**Directions**
Will you transcribe the entries that follow, exactly and in full?

** Begin Entries **

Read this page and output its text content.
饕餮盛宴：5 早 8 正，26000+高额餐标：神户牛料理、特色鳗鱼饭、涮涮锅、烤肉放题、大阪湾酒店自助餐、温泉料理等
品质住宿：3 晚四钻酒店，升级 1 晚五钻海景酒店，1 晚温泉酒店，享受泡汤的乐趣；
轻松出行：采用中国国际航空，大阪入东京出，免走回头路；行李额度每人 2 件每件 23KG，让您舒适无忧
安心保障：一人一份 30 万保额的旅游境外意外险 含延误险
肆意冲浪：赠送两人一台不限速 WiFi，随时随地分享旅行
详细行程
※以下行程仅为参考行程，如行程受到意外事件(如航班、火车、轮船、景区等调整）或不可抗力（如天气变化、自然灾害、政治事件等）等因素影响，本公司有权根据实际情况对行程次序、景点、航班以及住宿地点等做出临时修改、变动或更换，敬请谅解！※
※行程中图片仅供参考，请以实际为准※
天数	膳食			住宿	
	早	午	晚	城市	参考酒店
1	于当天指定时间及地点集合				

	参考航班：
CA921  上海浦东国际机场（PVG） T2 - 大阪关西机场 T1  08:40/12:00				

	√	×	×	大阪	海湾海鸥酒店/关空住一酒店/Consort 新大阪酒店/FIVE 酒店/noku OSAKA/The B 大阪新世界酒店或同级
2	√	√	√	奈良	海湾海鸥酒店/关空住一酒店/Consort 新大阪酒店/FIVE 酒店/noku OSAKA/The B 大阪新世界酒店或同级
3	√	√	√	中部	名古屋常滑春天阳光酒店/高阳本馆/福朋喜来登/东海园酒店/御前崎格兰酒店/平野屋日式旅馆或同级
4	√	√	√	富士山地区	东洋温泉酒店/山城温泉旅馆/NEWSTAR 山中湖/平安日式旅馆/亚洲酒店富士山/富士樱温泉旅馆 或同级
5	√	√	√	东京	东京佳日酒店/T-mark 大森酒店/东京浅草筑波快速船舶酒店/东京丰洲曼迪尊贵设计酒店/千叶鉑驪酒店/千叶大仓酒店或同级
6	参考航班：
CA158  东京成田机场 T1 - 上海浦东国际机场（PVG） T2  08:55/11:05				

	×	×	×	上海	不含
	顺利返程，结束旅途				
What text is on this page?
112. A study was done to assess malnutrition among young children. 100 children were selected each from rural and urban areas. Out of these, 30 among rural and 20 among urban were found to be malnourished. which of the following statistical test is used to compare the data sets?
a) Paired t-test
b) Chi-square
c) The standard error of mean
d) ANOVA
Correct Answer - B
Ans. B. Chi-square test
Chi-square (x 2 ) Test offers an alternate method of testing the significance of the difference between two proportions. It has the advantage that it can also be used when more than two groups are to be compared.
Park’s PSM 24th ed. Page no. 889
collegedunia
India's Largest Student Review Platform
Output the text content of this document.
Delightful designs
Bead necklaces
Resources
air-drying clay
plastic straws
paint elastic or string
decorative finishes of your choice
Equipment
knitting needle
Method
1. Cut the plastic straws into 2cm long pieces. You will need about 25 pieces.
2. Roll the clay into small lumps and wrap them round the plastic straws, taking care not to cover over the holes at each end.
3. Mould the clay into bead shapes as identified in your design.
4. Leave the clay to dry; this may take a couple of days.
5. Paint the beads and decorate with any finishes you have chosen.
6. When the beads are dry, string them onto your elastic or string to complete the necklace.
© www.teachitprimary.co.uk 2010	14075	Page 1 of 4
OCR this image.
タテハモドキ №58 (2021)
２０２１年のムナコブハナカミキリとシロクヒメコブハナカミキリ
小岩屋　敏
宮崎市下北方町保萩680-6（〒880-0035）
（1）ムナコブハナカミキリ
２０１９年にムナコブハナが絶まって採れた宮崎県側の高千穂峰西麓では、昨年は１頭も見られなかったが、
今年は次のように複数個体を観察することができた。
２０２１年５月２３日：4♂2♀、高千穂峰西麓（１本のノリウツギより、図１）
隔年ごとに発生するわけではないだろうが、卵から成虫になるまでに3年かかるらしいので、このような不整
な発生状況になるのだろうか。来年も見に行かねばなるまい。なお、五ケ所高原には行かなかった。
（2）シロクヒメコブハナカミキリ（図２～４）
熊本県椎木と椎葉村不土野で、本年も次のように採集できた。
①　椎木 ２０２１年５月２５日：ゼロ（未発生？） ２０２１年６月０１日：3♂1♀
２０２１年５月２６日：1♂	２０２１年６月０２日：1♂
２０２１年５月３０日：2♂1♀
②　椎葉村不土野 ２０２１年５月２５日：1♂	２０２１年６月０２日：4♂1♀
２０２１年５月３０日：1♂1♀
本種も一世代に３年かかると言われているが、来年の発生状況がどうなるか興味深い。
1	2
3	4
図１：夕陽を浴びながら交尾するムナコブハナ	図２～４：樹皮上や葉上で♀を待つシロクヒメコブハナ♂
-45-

** End Entries **

**Full solution**
Read this page and output its text content.
饕餮盛宴：5 早 8 正，26000+高额餐标：神户牛料理、特色鳗鱼饭、涮涮锅、烤肉放题、大阪湾酒店自助餐、温泉料理等
品质住宿：3 晚四钻酒店，升级 1 晚五钻海景酒店，1 晚温泉酒店，享受泡汤的乐趣；
轻松出行：采用中国国际航空，大阪入东京出，免走回头路；行李额度每人 2 件每件 23KG，让您舒适无忧
安心保障：一人一份 30 万保额的旅游境外意外险 含延误险
肆意冲浪：赠送两人一台不限速 WiFi，随时随地分享旅行
详细行程
※以下行程仅为参考行程，如行程受到意外事件(如航班、火车、轮船、景区等调整）或不可抗力（如天气变化、自然灾害、政治事件等）等因素影响，本公司有权根据实际情况对行程次序、景点、航班以及住宿地点等做出临时修改、变动或更换，敬请谅解！※
※行程中图片仅供参考，请以实际为准※
天数	膳食			住宿	
	早	午	晚	城市	参考酒店
1	于当天指定时间及地点集合				

	参考航班：
CA921  上海浦东国际机场（PVG） T2 - 大阪关西机场 T1  08:40/12:00				

	√	×	×	大阪	海湾海鸥酒店/关空住一酒店/Consort 新大阪酒店/FIVE 酒店/noku OSAKA/The B 大阪新世界酒店或同级
2	√	√	√	奈良	海湾海鸥酒店/关空住一酒店/Consort 新大阪酒店/FIVE 酒店/noku OSAKA/The B 大阪新世界酒店或同级
3	√	√	√	中部	名古屋常滑春天阳光酒店/高阳本馆/福朋喜来登/东海园酒店/御前崎格兰酒店/平野屋日式旅馆或同级
4	√	√	√	富士山地区	东洋温泉酒店/山城温泉旅馆/NEWSTAR 山中湖/平安日式旅馆/亚洲酒店富士山/富士樱温泉旅馆 或同级
5	√	√	√	东京	东京佳日酒店/T-mark 大森酒店/东京浅草筑波快速船舶酒店/东京丰洲曼迪尊贵设计酒店/千叶鉑驪酒店/千叶大仓酒店或同级
6	参考航班：
CA158  东京成田机场 T1 - 上海浦东国际机场（PVG） T2  08:55/11:05				

	×	×	×	上海	不含
	顺利返程，结束旅途				
What text is on this page?
112. A study was done to assess malnutrition among young children. 100 children were selected each from rural and urban areas. Out of these, 30 among rural and 20 among urban were found to be malnourished. which of the following statistical test is used to compare the data sets?
a) Paired t-test
b) Chi-square
c) The standard error of mean
d) ANOVA
Correct Answer - B
Ans. B. Chi-square test
Chi-square (x 2 ) Test offers an alternate method of testing the significance of the difference between two proportions. It has the advantage that it can also be used when more than two groups are to be compared.
Park’s PSM 24th ed. Page no. 889
collegedunia
India's Largest Student Review Platform
Output the text content of this document.
Delightful designs
Bead necklaces
Resources
air-drying clay
plastic straws
paint elastic or string
decorative finishes of your choice
Equipment
knitting needle
Method
1. Cut the plastic straws into 2cm long pieces. You will need about 25 pieces.
2. Roll the clay into small lumps and wrap them round the plastic straws, taking care not to cover over the holes at each end.
3. Mould the clay into bead shapes as identified in your design.
4. Leave the clay to dry; this may take a couple of days.
5. Paint the beads and decorate with any finishes you have chosen.
6. When the beads are dry, string them onto your elastic or string to complete the necklace.
© www.teachitprimary.co.uk 2010	14075	Page 1 of 4
OCR this image.
タテハモドキ №58 (2021)
２０２１年のムナコブハナカミキリとシロクヒメコブハナカミキリ
小岩屋　敏
宮崎市下北方町保萩680-6（〒880-0035）
（1）ムナコブハナカミキリ
２０１９年にムナコブハナが絶まって採れた宮崎県側の高千穂峰西麓では、昨年は１頭も見られなかったが、
今年は次のように複数個体を観察することができた。
２０２１年５月２３日：4♂2♀、高千穂峰西麓（１本のノリウツギより、図１）
隔年ごとに発生するわけではないだろうが、卵から成虫になるまでに3年かかるらしいので、このような不整
な発生状況になるのだろうか。来年も見に行かねばなるまい。なお、五ケ所高原には行かなかった。
（2）シロクヒメコブハナカミキリ（図２～４）
熊本県椎木と椎葉村不土野で、本年も次のように採集できた。
①　椎木 ２０２１年５月２５日：ゼロ（未発生？） ２０２１年６月０１日：3♂1♀
２０２１年５月２６日：1♂	２０２１年６月０２日：1♂
２０２１年５月３０日：2♂1♀
②　椎葉村不土野 ２０２１年５月２５日：1♂	２０２１年６月０２日：4♂1♀
２０２１年５月３０日：1♂1♀
本種も一世代に３年かかると言われているが、来年の発生状況がどうなるか興味深い。
1	2
3	4
図１：夕陽を浴びながら交尾するムナコブハナ	図２～４：樹皮上や葉上で♀を待つシロクヒメコブハナ♂
-45-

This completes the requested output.